Stored entries
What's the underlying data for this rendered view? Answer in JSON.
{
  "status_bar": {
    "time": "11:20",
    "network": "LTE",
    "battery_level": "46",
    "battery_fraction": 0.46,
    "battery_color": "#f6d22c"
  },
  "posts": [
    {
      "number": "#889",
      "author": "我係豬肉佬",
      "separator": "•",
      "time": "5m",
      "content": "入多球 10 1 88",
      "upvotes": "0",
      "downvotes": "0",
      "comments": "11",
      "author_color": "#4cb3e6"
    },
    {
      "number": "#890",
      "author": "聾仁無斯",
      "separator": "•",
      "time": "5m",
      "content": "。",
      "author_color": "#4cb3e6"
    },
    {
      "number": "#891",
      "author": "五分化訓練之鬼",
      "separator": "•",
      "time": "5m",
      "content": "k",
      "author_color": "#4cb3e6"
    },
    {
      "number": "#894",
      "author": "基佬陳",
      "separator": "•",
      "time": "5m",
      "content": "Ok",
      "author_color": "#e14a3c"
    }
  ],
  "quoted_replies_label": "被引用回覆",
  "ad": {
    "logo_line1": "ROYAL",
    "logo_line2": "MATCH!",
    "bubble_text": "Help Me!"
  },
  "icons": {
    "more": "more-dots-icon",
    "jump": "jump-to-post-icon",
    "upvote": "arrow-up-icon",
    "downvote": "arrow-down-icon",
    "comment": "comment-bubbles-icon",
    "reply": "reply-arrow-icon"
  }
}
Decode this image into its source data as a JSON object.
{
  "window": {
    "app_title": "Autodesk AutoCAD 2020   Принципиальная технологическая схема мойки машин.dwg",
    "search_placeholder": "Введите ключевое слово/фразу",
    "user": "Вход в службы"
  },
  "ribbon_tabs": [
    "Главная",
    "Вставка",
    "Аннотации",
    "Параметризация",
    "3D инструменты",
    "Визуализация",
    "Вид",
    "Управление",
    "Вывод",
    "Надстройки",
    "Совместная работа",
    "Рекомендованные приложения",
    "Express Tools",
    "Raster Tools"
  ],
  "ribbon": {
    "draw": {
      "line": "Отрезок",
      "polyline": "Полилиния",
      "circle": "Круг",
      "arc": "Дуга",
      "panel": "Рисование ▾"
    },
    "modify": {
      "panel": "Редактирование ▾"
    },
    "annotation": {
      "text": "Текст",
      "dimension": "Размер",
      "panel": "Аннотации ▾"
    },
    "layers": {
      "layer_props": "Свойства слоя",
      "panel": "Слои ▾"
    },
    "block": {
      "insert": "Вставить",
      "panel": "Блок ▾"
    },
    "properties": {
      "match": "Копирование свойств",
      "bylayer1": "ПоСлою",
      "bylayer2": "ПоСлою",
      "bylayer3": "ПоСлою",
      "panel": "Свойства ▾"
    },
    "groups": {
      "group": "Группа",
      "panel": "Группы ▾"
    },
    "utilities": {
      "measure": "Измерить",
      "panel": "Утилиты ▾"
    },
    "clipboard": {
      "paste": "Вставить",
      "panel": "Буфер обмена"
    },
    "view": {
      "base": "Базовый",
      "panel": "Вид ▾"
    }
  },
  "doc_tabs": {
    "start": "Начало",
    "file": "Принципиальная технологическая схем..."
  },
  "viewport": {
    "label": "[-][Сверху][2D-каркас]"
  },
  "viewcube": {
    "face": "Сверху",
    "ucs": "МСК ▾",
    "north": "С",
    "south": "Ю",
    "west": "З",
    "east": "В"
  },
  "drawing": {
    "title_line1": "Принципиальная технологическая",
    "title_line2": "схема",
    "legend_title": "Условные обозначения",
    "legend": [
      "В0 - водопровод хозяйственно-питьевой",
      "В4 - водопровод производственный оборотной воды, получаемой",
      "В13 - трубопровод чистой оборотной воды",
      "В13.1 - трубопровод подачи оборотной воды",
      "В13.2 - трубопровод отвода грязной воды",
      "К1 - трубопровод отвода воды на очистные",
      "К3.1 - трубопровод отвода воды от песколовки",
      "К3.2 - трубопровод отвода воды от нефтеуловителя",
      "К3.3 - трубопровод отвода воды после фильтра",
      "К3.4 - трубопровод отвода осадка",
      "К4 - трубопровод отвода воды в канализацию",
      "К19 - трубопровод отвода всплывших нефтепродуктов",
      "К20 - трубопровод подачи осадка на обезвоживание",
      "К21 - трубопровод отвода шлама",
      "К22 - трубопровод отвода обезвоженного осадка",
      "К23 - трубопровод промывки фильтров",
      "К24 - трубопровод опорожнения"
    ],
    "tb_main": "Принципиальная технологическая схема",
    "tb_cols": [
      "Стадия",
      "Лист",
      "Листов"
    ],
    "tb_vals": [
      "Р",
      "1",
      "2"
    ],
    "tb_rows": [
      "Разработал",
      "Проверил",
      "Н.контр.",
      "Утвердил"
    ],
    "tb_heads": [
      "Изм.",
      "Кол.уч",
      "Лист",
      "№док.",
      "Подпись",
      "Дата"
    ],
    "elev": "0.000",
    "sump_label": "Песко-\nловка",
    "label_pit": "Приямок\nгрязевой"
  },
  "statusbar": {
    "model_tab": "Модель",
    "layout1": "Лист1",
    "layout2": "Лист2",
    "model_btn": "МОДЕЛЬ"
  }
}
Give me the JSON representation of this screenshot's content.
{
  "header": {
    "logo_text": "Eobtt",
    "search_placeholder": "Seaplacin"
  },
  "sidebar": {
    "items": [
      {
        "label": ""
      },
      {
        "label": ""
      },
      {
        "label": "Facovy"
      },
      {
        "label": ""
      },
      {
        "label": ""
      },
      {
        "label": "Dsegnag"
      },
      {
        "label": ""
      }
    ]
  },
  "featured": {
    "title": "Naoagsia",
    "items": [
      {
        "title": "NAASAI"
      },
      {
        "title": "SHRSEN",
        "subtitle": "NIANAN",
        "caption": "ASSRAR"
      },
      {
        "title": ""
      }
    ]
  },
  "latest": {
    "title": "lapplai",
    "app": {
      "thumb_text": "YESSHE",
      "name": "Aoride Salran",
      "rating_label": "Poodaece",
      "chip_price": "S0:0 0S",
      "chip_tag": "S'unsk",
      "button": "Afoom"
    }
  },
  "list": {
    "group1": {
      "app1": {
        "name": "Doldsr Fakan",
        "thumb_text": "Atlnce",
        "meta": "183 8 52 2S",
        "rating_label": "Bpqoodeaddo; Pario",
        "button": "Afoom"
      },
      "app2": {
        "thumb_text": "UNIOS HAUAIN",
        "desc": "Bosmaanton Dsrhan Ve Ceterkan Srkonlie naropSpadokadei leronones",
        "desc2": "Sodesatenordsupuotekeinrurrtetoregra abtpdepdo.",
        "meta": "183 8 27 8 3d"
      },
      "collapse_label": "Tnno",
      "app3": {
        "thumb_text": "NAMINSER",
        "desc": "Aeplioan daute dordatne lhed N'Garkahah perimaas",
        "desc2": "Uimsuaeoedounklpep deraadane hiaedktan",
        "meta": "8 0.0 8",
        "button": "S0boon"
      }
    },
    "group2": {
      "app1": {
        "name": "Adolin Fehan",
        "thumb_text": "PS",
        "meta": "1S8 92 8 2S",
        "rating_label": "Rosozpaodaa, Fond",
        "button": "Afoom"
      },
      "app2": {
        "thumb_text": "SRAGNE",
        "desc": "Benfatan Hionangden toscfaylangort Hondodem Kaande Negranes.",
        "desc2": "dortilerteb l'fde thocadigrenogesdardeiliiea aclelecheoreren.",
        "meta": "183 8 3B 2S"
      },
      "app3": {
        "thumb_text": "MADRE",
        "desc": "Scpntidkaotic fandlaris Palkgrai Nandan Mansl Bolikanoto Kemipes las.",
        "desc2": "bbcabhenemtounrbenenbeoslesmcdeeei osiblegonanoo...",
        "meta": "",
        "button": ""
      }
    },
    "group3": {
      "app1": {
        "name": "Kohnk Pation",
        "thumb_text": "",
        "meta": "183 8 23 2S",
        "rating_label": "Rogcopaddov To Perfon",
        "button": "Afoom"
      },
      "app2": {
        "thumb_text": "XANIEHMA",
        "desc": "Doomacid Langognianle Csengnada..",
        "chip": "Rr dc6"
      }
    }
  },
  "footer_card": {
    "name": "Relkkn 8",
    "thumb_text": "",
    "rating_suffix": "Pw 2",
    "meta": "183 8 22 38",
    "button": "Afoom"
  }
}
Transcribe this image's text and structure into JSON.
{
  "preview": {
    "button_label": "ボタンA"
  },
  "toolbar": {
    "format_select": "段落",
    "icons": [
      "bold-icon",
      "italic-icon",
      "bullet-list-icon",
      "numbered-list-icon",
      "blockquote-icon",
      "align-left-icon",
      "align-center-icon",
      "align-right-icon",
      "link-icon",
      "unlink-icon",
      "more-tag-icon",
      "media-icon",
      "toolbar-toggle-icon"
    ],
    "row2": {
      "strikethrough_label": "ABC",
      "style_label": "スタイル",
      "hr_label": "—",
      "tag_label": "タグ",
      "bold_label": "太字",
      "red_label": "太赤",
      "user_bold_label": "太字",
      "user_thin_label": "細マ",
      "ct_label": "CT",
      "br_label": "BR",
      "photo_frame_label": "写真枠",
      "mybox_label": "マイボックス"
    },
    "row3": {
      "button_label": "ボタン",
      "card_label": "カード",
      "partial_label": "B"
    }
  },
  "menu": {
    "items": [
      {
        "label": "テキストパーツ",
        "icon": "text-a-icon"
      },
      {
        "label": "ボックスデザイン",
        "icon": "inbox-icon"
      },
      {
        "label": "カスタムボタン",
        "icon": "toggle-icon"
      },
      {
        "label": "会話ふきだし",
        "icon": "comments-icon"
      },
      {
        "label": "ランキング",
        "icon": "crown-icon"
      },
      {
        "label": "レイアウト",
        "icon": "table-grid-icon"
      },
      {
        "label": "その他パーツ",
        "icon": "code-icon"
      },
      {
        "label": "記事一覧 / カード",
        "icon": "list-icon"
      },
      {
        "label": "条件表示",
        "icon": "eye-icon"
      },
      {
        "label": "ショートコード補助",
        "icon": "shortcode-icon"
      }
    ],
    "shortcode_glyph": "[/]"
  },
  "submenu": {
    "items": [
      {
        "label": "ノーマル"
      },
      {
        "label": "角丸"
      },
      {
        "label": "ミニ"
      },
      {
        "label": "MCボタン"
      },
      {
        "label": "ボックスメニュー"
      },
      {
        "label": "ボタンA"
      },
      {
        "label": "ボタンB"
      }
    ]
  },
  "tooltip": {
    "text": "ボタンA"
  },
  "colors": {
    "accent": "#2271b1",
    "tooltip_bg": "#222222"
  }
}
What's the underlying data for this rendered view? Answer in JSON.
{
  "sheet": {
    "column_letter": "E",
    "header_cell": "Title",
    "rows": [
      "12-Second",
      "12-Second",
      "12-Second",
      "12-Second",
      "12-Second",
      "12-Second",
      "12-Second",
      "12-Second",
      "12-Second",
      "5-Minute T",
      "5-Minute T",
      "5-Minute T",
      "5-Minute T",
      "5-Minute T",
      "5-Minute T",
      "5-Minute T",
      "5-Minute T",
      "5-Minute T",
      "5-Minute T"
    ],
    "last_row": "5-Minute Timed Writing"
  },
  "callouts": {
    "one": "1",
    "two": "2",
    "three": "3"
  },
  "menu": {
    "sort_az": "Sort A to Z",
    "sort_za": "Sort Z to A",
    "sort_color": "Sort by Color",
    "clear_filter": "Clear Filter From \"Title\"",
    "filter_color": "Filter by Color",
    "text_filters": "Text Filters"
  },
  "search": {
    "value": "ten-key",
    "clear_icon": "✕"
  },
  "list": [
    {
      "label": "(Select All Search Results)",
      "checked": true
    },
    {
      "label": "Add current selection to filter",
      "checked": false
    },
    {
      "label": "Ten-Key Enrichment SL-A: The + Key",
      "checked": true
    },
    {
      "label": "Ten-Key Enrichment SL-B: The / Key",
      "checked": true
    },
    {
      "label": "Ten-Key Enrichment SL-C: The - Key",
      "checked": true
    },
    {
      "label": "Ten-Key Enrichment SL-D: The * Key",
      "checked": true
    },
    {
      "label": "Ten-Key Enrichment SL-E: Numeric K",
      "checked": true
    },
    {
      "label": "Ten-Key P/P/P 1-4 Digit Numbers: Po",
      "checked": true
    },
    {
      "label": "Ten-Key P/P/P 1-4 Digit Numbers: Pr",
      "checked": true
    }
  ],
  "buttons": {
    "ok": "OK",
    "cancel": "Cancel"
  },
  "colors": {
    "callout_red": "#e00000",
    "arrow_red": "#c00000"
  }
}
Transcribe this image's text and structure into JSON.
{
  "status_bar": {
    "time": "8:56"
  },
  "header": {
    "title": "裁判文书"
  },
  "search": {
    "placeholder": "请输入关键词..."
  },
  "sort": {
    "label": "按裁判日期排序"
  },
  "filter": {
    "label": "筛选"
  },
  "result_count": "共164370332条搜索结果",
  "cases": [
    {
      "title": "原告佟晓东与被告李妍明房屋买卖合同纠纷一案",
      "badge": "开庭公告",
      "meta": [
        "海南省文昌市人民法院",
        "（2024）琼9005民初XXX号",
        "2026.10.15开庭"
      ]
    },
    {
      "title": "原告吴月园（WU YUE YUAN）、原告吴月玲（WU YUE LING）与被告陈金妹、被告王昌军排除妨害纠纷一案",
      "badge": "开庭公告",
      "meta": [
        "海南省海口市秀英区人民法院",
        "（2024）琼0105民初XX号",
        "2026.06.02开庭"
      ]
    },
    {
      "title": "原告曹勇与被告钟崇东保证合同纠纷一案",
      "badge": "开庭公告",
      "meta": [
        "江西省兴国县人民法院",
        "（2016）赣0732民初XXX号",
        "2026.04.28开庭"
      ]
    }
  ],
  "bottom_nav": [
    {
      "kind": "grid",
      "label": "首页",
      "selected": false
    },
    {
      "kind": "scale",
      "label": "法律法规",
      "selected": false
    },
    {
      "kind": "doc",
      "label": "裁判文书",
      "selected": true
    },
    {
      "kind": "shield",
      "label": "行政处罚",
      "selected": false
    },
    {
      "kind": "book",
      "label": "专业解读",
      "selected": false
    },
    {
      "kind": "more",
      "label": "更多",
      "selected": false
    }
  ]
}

**GOAL**
Report the number of lines that include the string "Свойства"; return nothing but the count.

**EXERCISE SOLUTION**
2